_SUPPLIED DATA_.
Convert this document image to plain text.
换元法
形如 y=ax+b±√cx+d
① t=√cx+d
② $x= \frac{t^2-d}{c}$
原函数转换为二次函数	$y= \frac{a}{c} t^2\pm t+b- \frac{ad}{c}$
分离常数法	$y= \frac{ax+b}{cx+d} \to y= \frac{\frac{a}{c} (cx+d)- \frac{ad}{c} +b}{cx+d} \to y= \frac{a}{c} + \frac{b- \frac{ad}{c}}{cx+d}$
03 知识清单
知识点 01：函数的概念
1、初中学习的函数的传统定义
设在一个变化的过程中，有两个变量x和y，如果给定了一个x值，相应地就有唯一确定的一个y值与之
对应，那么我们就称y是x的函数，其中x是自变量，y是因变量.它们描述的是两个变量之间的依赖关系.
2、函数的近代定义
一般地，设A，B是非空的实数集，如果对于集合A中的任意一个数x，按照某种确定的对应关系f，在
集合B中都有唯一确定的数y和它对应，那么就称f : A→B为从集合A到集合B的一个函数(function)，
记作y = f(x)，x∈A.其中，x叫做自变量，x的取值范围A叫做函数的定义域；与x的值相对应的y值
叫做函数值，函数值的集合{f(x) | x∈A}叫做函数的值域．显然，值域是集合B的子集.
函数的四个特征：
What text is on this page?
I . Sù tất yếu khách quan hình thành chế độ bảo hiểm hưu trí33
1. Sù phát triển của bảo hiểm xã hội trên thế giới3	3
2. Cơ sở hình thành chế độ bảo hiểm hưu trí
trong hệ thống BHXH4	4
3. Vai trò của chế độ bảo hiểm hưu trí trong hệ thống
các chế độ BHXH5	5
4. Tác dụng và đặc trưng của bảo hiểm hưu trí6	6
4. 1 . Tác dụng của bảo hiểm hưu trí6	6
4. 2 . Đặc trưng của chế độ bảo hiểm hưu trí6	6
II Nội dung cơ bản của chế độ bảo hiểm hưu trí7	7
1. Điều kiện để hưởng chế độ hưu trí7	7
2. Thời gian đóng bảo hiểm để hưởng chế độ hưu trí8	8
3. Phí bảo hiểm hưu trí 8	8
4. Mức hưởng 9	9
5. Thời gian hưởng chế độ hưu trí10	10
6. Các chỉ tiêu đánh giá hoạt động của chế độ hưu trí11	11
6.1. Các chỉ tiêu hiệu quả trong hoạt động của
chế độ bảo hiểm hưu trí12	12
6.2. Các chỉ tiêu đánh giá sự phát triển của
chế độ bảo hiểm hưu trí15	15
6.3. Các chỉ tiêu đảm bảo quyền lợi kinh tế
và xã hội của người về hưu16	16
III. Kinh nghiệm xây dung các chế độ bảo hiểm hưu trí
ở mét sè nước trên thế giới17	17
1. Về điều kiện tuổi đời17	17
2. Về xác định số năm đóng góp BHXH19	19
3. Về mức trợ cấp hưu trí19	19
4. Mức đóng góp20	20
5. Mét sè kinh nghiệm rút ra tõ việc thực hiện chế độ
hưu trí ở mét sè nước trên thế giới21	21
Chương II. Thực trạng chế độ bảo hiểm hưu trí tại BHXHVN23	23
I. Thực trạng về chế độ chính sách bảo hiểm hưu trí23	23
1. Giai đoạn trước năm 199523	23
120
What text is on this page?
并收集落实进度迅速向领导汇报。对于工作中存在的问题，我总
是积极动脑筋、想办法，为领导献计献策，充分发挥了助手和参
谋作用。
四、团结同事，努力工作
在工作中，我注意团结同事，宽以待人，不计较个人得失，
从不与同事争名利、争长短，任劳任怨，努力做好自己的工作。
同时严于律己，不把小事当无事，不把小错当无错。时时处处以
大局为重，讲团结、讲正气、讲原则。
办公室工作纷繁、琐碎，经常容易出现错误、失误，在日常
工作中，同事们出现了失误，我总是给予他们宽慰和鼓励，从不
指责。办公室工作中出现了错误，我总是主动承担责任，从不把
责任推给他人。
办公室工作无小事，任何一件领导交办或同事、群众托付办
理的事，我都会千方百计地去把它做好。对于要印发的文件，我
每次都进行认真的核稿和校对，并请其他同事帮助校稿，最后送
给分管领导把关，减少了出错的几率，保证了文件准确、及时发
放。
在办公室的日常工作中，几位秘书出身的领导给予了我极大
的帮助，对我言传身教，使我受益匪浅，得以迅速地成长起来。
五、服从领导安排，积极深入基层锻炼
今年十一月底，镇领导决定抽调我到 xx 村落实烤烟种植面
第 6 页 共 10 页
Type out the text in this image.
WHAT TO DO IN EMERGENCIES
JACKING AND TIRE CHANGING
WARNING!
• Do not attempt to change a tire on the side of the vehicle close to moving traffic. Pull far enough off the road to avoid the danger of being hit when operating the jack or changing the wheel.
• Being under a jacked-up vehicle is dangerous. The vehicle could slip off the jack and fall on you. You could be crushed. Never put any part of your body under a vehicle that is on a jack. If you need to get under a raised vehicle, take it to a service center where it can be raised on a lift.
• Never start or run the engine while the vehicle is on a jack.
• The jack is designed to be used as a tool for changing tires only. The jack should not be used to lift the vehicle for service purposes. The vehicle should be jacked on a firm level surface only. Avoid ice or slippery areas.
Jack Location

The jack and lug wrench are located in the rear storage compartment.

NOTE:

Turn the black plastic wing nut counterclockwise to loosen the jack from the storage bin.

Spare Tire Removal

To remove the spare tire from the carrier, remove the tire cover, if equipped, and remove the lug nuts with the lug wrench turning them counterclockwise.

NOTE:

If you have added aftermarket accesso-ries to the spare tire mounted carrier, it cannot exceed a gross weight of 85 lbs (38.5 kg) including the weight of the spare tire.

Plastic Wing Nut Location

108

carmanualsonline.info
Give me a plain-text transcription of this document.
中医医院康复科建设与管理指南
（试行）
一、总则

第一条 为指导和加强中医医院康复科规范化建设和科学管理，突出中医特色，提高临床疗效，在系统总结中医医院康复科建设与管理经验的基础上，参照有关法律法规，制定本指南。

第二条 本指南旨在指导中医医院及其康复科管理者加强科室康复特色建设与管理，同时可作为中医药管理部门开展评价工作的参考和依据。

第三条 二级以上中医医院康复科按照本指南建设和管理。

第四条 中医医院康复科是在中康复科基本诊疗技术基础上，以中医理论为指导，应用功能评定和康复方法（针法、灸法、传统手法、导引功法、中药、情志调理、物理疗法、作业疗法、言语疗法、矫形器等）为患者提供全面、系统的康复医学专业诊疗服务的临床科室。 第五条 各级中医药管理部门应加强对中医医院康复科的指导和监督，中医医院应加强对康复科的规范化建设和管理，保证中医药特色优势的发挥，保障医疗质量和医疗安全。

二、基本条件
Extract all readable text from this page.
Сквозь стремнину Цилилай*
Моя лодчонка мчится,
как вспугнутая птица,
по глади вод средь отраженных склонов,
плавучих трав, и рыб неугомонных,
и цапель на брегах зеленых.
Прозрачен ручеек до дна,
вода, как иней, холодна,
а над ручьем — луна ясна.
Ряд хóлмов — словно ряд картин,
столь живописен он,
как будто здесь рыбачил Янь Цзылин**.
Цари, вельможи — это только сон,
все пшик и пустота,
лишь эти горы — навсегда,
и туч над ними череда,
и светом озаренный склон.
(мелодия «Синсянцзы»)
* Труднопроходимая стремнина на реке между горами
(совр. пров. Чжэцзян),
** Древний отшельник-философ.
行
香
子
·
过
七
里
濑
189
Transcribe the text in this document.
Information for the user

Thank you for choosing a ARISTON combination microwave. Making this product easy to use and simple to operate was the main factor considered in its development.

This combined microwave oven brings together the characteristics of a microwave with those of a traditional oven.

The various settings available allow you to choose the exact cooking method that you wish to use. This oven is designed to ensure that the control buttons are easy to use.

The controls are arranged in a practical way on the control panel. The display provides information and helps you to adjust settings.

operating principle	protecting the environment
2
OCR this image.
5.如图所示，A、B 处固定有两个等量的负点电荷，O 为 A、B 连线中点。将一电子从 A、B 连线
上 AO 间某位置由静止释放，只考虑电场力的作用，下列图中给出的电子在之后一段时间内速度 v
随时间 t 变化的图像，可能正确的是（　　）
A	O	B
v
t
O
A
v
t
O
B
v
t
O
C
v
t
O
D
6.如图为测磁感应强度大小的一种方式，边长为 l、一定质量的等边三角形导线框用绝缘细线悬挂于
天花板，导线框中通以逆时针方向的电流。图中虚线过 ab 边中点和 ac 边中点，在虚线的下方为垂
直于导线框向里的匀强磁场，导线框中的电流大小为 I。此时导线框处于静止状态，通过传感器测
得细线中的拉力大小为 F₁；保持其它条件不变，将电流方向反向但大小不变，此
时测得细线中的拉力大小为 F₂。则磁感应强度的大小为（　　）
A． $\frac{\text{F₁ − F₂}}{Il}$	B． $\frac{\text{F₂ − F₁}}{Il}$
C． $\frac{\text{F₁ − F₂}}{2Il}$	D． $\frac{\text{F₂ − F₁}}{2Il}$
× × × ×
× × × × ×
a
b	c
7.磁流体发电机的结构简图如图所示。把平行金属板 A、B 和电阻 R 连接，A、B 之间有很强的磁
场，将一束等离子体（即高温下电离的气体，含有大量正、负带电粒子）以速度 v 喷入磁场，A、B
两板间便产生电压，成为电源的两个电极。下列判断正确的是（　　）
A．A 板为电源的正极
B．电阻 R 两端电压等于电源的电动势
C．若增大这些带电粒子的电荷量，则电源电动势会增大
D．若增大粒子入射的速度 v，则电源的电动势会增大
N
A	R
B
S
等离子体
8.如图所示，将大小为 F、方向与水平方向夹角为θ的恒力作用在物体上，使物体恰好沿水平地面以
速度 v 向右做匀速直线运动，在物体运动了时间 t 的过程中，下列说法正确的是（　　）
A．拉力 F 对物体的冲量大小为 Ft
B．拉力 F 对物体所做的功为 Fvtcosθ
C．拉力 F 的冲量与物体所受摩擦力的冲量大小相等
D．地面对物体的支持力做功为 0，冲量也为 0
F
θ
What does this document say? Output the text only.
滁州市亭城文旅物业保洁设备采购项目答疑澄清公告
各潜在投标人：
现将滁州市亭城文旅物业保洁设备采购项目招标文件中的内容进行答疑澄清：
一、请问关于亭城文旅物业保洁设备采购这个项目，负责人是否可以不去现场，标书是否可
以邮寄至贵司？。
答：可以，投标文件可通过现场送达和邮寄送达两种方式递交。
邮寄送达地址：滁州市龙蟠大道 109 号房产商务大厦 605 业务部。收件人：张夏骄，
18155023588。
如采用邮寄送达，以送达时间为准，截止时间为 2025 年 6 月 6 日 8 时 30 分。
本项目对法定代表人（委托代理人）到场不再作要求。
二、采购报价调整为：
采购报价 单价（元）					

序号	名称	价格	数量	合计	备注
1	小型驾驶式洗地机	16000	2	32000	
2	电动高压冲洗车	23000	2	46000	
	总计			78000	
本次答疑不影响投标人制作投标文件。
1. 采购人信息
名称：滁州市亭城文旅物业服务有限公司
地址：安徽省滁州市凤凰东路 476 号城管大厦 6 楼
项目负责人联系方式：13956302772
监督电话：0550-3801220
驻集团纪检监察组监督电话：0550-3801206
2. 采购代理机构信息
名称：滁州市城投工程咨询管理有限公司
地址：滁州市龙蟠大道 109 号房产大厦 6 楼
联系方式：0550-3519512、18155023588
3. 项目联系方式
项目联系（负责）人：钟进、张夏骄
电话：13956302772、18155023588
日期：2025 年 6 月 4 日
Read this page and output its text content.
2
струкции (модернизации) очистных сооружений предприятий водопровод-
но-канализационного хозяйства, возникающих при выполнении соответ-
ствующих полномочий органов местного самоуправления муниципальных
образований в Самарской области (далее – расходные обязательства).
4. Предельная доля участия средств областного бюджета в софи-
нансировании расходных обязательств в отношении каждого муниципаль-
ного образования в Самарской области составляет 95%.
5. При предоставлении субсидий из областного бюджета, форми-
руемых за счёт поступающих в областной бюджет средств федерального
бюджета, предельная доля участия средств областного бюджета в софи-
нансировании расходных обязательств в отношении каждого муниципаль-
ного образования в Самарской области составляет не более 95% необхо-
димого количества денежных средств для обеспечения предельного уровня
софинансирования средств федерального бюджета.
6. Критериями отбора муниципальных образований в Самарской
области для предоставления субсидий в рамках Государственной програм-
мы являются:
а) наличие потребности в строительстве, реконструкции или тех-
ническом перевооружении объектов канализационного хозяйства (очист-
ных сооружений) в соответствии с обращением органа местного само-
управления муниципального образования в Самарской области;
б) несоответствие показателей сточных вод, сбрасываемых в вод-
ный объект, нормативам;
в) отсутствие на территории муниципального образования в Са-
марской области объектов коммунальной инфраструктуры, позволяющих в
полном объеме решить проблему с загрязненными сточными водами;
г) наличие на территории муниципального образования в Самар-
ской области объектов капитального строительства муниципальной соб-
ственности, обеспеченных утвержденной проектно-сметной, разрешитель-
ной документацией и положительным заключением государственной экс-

_WHAT NEEDS TO BE DONE_.
From the listing above, collect every line that mentions the word "hưởng".

_OUTPUT OF THE TASK_.
1. Điều kiện để hưởng chế độ hưu trí7	7
2. Thời gian đóng bảo hiểm để hưởng chế độ hưu trí8	8
4. Mức hưởng 9	9
5. Thời gian hưởng chế độ hưu trí10	10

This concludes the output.